• _Quoted passage_:
╔══
The system was Laserdisc-based, relying on several laserdisc players and a database system which would queue up the clips in the order needed from the laserdisc players in the most efficient way, so as to minimize skipping. This however wasn't always possible. And so, if the edits were sufficiently close the system wouldn't always be fast enough to queue up the next clip.

It had three screens connected to it: one was a SUN/1 computer display (the graphical UI for the product), plus one small video (preview) monitor and one large rear-projected containing 'the cut' and was controlled by a custom controller. The controller, called the TouchPad, featured a KEM-style shuttle knob, a trackball, and a host of buttons with LED labels that changed in function depending on what the system was doing. The EditDroid pioneered the use of the graphical display for editing--introducing the "timeline" as well as digital picture icons to identify raw source clips.

Once the entire movie had been edited, a "cut list" of marked frames was turned over to a film laboratory where the actual pieces of film is spliced together in the correct order.
╚══
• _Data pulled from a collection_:
╔══
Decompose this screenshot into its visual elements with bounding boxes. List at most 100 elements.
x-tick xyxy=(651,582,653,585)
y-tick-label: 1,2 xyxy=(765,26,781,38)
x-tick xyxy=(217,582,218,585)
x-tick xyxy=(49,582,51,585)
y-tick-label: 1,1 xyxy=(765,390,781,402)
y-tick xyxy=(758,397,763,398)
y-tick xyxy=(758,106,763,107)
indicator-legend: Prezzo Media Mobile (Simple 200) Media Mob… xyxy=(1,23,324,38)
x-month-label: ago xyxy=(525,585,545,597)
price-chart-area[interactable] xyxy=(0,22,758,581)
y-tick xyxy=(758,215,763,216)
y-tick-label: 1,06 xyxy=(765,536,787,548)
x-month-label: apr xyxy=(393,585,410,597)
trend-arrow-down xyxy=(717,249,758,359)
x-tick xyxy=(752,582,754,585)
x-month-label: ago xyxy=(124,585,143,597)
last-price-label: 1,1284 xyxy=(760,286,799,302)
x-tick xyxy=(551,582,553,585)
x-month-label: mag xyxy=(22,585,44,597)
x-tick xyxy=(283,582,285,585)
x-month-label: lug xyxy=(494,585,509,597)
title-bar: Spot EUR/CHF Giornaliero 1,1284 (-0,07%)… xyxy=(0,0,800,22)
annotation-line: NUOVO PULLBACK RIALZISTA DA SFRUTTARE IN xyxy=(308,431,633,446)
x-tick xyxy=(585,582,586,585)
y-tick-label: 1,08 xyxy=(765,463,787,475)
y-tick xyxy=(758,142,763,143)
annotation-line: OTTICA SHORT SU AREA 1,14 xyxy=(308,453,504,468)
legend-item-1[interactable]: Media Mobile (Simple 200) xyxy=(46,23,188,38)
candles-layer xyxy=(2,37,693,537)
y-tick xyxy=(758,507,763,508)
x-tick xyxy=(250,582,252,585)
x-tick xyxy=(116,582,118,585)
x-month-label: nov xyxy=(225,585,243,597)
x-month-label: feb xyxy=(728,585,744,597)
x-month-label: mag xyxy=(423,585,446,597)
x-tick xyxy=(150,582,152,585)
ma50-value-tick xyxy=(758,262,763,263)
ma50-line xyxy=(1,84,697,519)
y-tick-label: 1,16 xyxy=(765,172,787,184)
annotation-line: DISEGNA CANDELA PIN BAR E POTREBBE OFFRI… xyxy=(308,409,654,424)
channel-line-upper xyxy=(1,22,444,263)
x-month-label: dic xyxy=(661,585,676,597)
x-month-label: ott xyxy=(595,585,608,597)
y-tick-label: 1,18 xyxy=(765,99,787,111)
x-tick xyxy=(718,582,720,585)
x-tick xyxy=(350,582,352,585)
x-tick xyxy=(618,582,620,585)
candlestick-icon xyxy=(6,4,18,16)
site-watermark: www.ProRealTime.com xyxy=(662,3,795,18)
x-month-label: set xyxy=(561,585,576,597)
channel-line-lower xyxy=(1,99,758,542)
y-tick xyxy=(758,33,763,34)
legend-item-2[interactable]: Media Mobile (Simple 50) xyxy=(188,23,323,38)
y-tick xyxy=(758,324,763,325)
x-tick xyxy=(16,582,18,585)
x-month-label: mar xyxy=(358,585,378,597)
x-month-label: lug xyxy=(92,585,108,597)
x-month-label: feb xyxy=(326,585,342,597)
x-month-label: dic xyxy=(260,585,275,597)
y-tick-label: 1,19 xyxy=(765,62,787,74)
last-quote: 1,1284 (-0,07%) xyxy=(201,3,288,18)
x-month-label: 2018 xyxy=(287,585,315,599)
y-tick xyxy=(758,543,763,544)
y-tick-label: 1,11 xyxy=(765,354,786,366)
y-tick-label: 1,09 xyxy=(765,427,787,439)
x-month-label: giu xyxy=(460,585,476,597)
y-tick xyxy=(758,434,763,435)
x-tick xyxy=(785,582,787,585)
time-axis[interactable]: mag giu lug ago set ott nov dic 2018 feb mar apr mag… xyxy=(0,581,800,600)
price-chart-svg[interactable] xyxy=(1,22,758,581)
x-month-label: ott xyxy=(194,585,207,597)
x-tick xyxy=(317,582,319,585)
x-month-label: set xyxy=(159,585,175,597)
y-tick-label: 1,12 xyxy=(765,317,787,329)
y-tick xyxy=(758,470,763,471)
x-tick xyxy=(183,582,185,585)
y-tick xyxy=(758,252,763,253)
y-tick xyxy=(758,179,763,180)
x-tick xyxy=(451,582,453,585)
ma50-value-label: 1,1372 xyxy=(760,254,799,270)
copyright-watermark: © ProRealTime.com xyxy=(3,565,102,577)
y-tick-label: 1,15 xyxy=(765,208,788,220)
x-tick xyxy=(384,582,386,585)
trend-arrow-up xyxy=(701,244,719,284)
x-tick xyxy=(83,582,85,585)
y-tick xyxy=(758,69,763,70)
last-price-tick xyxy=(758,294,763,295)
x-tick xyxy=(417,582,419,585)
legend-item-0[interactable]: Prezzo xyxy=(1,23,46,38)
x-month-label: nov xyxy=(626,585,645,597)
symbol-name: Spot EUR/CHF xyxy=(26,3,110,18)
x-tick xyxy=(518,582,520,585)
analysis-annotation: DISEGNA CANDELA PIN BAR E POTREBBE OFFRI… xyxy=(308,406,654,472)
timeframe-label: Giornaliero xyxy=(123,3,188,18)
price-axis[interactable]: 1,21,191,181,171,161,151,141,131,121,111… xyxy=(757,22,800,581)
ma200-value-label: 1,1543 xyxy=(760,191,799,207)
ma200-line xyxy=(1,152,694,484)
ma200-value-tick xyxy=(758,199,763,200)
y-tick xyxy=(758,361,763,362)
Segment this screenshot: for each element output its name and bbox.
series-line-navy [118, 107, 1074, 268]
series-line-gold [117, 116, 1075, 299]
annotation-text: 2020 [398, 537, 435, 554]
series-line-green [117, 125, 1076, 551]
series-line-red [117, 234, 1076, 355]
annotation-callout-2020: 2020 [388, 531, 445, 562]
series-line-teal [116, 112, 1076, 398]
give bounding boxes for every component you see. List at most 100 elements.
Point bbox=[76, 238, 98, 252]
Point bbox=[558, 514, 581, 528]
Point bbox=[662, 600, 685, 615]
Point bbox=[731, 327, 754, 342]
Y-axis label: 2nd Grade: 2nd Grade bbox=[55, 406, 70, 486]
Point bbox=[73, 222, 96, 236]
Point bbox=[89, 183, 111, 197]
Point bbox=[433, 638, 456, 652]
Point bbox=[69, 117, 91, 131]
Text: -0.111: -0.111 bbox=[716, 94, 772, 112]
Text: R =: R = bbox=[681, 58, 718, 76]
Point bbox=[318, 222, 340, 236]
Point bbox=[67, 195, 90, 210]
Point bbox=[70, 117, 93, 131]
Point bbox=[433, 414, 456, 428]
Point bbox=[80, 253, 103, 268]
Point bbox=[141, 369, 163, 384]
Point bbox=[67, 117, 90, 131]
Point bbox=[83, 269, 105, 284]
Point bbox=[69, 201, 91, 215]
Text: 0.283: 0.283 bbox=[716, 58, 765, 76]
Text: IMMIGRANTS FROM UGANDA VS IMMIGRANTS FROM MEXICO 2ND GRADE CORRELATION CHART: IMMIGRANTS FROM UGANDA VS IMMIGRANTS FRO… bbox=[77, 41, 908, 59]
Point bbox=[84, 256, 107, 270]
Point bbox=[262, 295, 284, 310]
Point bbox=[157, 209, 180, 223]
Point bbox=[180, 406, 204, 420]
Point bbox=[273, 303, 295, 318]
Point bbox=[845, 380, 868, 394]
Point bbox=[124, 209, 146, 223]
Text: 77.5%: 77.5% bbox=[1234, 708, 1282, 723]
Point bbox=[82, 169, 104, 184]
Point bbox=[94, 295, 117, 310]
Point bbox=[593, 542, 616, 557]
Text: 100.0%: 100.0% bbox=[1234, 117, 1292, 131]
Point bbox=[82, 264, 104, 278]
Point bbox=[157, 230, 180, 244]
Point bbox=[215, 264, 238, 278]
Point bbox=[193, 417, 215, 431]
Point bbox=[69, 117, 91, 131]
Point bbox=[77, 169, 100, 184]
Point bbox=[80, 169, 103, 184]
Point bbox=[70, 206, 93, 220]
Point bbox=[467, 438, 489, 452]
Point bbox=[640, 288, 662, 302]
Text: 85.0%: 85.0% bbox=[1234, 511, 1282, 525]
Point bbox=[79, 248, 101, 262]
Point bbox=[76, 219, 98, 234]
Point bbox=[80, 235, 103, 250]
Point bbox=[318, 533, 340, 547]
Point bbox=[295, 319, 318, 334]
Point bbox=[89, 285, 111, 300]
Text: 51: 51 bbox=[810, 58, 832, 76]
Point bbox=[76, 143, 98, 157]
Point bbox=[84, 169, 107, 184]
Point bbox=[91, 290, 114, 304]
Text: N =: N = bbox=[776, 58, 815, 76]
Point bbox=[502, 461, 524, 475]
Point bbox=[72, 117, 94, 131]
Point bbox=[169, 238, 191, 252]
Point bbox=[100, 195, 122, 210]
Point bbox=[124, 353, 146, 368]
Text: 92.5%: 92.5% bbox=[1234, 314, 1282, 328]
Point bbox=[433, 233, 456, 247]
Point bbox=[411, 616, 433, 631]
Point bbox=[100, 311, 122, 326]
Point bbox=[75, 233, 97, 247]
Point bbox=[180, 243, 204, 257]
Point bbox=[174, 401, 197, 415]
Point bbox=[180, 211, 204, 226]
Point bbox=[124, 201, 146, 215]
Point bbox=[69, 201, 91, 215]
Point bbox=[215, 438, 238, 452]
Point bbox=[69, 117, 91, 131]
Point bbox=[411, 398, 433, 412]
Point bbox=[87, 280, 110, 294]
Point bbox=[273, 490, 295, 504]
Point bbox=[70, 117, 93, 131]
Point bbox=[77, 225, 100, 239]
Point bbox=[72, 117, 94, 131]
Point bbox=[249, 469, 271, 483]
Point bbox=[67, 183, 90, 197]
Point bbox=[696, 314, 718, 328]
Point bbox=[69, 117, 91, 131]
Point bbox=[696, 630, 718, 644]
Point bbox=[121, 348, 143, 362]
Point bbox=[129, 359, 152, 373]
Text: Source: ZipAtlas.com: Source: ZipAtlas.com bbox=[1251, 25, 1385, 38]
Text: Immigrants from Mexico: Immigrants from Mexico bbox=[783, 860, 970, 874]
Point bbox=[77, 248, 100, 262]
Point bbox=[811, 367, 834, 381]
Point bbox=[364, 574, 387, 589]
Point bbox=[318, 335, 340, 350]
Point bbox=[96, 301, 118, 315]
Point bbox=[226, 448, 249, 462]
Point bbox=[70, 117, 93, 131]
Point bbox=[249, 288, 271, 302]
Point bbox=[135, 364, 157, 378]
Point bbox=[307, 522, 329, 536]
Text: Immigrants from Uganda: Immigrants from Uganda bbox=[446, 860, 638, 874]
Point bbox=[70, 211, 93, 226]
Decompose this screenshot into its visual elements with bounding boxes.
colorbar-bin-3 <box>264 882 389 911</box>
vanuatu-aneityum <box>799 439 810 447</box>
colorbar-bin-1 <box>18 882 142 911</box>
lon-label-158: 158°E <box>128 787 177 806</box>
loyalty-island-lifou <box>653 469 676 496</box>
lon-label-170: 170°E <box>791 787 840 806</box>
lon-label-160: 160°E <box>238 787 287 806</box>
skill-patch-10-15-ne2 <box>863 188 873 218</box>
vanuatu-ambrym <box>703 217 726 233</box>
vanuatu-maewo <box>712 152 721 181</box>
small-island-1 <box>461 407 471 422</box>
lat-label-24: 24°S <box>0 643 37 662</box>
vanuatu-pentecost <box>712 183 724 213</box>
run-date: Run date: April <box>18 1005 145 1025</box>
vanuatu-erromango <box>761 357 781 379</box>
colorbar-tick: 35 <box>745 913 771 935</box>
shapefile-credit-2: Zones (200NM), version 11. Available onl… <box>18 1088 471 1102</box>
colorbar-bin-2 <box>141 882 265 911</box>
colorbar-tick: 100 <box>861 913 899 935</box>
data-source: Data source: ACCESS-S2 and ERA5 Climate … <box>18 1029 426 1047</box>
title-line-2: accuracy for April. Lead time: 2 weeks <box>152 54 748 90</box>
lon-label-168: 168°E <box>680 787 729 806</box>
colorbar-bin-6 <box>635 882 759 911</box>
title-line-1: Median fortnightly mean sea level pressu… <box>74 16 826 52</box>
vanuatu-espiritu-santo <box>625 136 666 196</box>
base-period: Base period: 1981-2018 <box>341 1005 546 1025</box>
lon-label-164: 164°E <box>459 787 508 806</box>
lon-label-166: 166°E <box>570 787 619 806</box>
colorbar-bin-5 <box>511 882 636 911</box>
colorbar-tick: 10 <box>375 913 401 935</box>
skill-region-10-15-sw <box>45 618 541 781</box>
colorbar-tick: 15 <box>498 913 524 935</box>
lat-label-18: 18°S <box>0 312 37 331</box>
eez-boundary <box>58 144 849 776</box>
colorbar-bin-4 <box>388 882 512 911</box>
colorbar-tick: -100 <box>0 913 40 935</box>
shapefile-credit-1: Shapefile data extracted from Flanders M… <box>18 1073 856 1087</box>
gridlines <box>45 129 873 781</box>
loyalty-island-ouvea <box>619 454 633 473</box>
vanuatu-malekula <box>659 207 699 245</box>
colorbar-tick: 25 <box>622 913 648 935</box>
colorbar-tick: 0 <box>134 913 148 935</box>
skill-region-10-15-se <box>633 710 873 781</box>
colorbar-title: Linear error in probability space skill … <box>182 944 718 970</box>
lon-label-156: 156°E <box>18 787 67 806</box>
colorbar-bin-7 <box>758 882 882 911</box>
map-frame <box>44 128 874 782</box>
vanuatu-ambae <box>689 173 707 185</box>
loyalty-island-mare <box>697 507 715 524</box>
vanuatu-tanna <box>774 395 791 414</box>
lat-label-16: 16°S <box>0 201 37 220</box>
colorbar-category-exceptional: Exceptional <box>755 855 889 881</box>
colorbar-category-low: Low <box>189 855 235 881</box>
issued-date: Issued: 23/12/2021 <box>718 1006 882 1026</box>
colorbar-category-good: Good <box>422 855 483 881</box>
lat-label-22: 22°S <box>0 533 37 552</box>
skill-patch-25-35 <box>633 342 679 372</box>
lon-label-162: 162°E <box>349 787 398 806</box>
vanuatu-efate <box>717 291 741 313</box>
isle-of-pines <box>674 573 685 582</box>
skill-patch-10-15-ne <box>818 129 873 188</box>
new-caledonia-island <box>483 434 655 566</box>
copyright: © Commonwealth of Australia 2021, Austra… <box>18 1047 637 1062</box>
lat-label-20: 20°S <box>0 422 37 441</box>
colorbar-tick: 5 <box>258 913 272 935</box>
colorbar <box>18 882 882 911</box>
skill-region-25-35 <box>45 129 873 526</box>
╚══
• _Required work_:
Can you retype the EditDroid passage between "It had three" and "raw source clips.", inclusive?

• _Solution to this exercise_:
It had three screens connected to it: one was a SUN/1 computer display (the graphical UI for the product), plus one small video (preview) monitor and one large rear-projected containing 'the cut' and was controlled by a custom controller. The controller, called the TouchPad, featured a KEM-style shuttle knob, a trackball, and a host of buttons with LED labels that changed in function depending on what the system was doing. The EditDroid pioneered the use of the graphical display for editing--introducing the "timeline" as well as digital picture icons to identify raw source clips.